◆ Work instructions
Check each line of the listing below for the string "قیمت", and copy the ones that have it.

◆ Data supplied
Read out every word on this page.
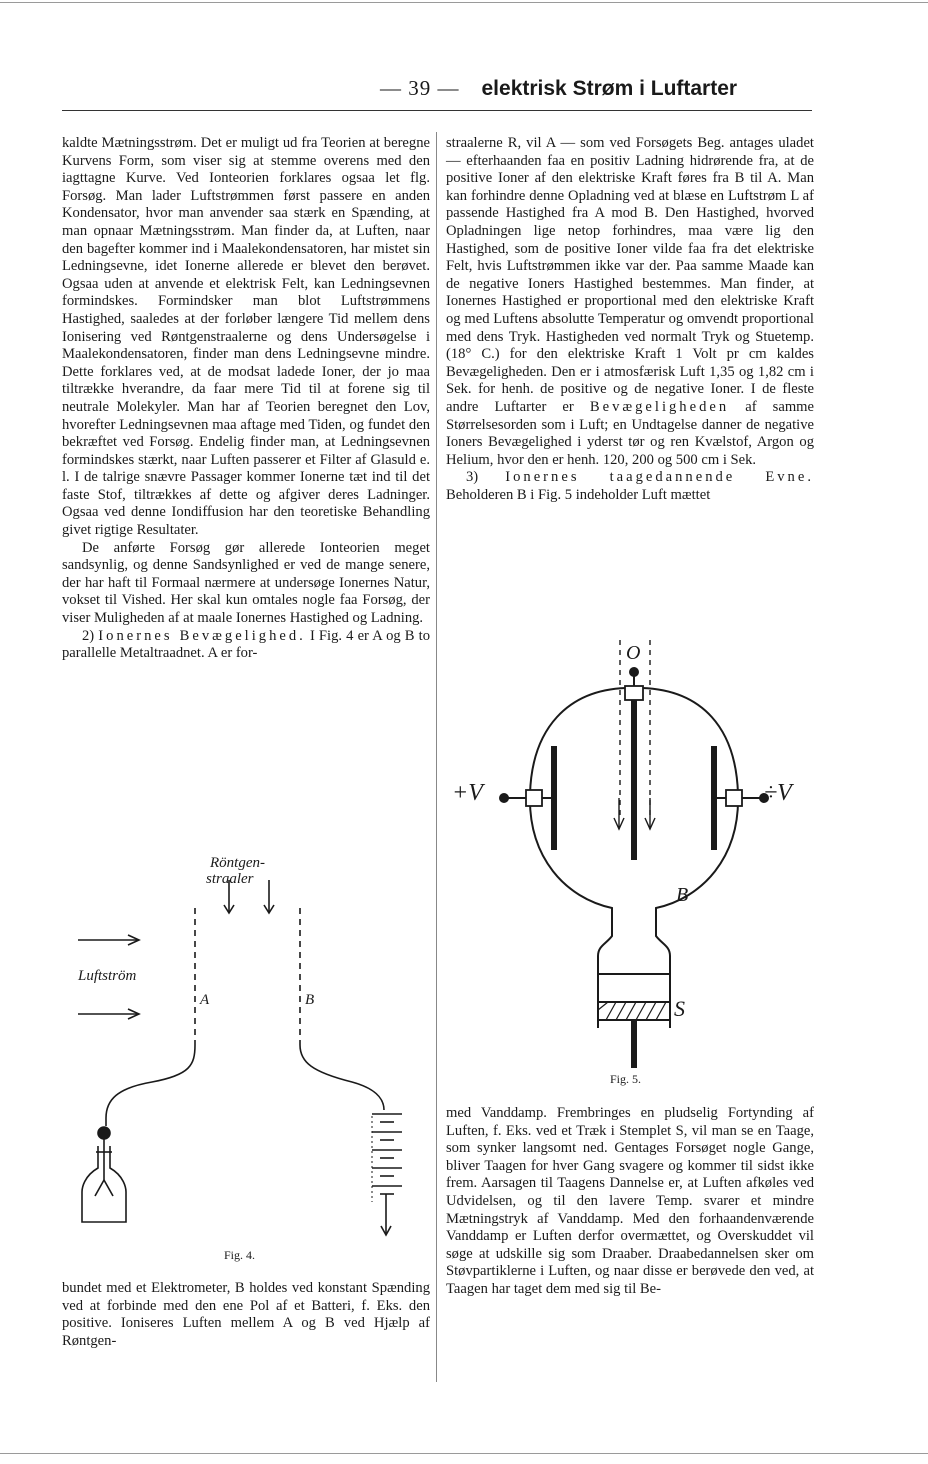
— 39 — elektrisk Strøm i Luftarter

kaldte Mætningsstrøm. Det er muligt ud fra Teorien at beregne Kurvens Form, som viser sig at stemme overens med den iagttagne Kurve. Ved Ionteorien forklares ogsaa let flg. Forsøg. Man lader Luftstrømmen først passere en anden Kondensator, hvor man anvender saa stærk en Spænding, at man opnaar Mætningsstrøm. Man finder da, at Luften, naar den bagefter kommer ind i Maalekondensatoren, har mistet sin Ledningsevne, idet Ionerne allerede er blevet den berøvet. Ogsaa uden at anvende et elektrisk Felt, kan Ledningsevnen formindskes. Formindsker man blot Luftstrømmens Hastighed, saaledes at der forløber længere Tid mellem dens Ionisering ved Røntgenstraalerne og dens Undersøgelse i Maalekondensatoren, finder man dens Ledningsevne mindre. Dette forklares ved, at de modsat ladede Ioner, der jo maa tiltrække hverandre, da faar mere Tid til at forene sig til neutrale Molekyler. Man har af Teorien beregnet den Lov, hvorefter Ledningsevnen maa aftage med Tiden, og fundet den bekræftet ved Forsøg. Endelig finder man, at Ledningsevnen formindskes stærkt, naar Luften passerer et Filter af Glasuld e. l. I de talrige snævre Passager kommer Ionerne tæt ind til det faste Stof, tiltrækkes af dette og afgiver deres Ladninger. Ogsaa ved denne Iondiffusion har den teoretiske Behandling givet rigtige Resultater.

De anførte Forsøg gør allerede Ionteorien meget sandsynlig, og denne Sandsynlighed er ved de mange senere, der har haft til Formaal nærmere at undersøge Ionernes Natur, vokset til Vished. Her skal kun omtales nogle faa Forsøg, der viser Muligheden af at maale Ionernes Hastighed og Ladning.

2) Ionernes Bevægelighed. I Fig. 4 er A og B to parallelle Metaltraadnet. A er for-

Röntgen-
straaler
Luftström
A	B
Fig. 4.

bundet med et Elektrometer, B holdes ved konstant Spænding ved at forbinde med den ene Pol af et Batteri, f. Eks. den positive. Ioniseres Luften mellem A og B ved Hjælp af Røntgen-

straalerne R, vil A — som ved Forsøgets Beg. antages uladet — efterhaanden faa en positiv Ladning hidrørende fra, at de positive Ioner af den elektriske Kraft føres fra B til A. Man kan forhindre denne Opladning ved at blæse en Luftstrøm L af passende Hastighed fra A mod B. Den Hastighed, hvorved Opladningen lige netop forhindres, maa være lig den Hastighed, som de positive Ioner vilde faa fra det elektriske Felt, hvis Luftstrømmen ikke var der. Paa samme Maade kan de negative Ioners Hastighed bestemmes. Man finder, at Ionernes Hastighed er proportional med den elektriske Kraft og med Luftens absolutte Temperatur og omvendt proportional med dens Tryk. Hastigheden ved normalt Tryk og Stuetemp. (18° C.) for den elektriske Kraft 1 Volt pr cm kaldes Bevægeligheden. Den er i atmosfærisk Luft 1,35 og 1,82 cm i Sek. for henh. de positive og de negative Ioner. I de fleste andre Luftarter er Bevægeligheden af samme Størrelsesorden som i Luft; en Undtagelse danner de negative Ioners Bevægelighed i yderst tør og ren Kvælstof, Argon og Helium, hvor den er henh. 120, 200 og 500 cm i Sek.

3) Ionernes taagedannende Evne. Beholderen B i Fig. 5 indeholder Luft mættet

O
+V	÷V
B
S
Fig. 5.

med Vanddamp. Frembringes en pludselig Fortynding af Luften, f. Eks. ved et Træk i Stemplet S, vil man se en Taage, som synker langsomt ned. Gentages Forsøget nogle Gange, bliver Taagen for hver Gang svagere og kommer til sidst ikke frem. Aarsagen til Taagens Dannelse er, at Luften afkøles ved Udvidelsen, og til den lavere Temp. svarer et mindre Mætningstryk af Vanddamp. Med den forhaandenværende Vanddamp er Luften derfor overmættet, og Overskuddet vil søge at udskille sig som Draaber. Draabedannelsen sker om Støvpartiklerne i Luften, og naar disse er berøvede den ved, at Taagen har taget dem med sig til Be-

==

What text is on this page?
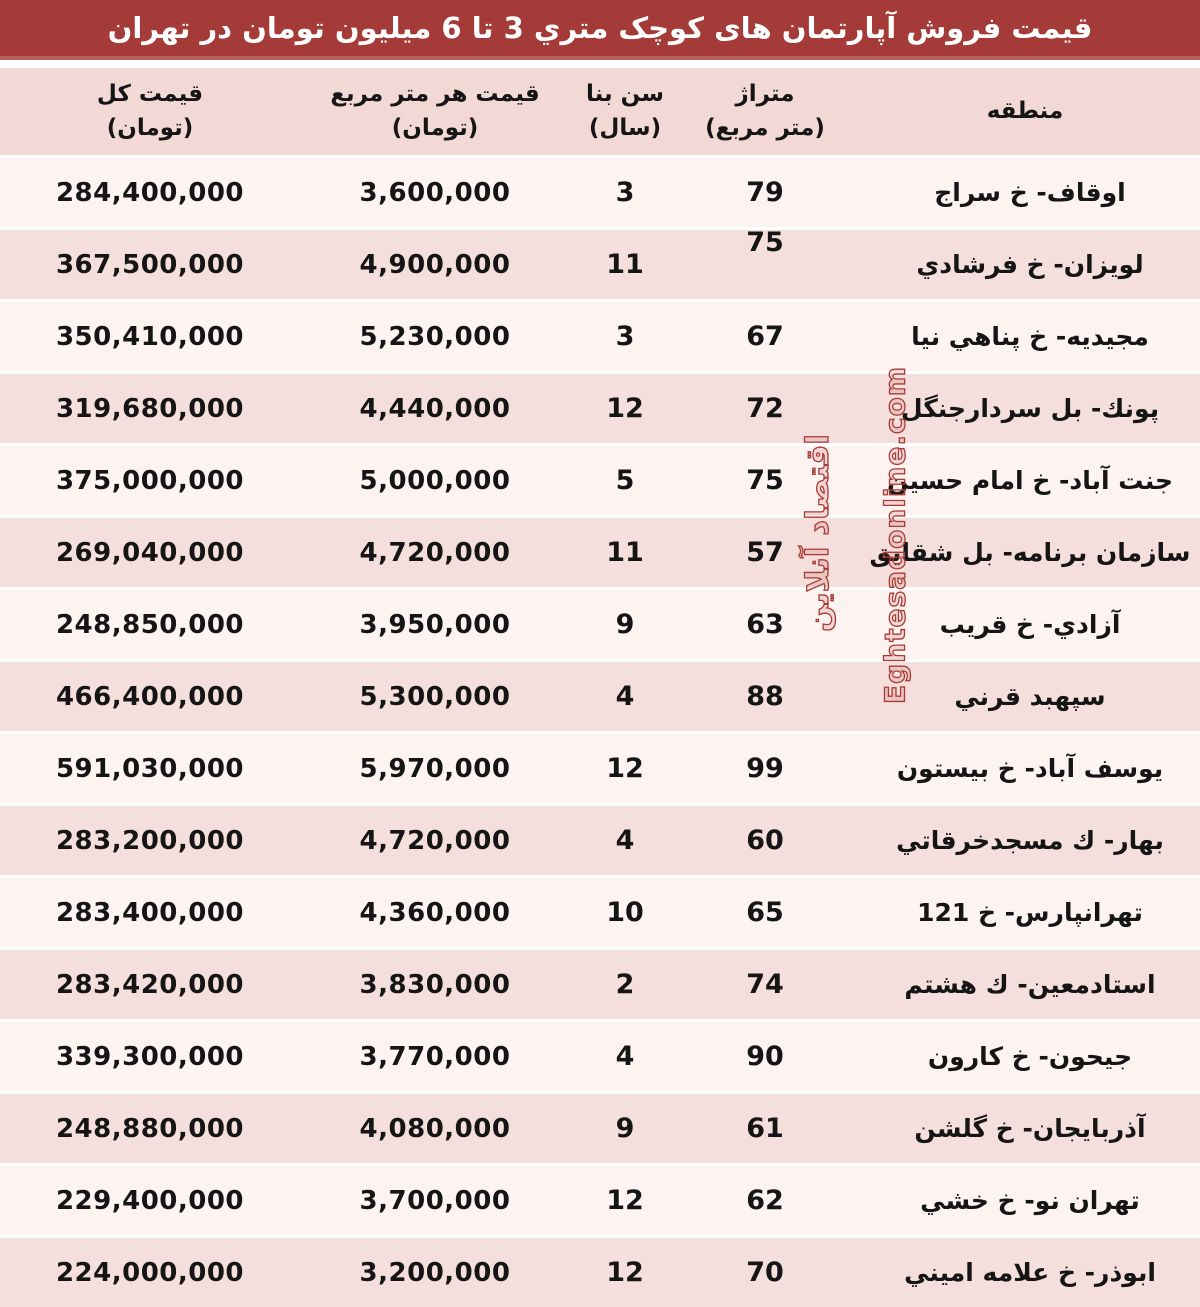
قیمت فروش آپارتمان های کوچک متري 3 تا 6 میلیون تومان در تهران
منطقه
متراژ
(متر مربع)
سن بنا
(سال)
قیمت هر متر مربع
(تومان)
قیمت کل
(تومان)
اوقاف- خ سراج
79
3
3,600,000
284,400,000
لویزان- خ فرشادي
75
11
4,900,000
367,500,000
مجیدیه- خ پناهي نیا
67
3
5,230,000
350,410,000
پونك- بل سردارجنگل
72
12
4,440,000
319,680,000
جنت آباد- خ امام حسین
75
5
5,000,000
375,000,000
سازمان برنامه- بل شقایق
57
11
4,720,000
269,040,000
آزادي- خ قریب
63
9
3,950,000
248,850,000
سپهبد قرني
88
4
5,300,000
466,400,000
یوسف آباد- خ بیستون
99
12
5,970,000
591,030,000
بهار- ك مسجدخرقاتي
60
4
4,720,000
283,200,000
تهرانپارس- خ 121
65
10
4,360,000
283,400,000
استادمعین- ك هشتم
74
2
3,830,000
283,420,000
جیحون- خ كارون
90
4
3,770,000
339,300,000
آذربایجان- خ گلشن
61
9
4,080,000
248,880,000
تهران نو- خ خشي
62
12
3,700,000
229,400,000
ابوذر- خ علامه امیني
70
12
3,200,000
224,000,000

...

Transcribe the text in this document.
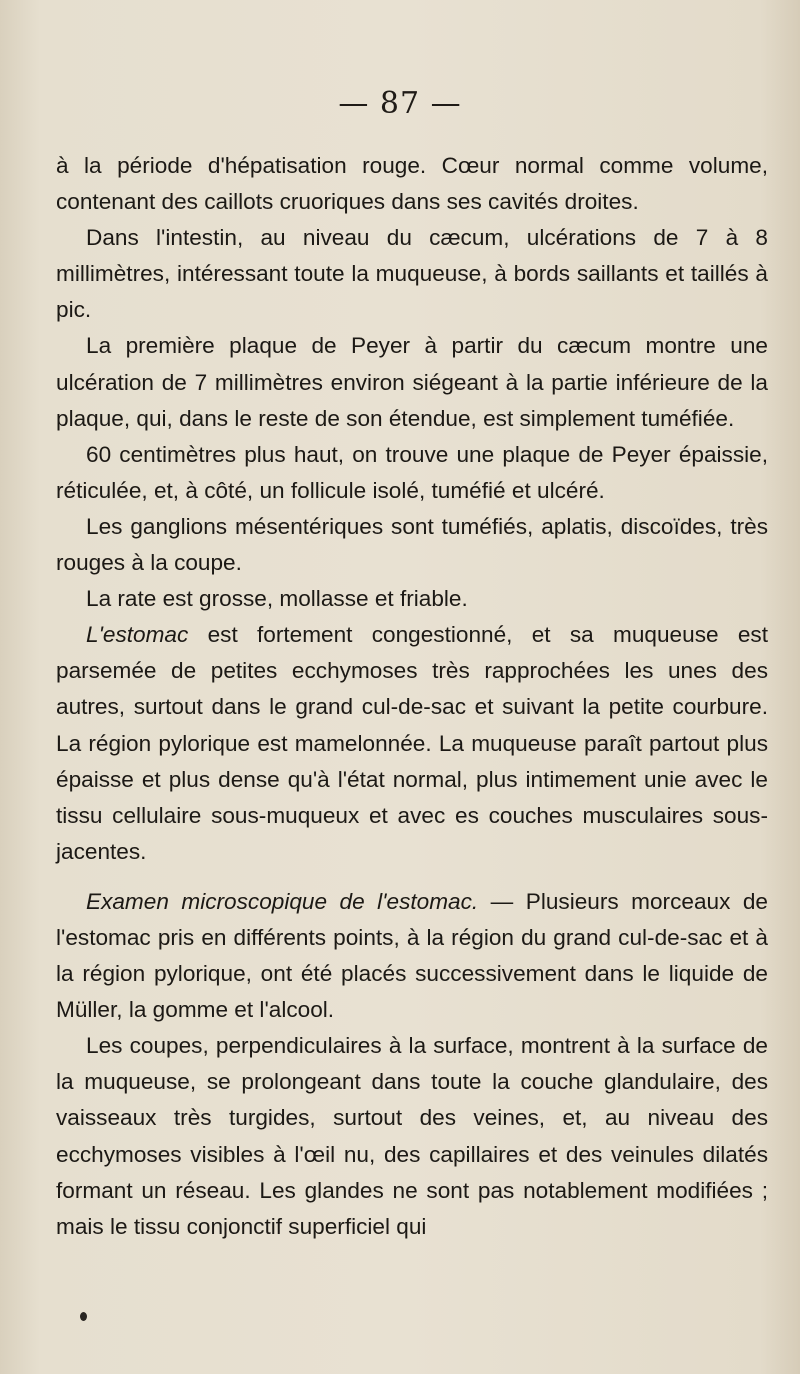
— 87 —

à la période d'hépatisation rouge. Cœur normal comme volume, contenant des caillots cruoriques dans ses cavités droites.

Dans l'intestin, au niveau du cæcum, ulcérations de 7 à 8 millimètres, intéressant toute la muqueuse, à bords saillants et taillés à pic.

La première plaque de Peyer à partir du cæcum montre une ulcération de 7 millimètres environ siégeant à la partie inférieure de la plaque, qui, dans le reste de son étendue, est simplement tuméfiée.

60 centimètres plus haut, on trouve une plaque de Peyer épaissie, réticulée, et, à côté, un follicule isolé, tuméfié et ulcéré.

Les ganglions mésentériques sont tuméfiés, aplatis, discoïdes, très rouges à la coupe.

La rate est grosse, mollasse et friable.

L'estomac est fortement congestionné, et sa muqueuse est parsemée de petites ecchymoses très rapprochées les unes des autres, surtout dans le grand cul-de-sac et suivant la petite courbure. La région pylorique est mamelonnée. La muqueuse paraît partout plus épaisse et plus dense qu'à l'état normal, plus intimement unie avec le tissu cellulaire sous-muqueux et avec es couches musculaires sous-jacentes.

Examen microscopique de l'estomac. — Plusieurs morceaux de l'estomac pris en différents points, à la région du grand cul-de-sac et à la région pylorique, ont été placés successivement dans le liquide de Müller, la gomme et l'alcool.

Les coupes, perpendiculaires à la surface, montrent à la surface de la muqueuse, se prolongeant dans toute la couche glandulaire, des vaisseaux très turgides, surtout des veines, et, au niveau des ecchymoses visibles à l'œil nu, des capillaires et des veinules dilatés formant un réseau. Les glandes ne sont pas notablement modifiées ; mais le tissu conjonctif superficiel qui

◆ Exercise solution
قیمت فروش آپارتمان های کوچک متري 3 تا 6 میلیون تومان در تهران
قیمت هر متر مربع
قیمت کل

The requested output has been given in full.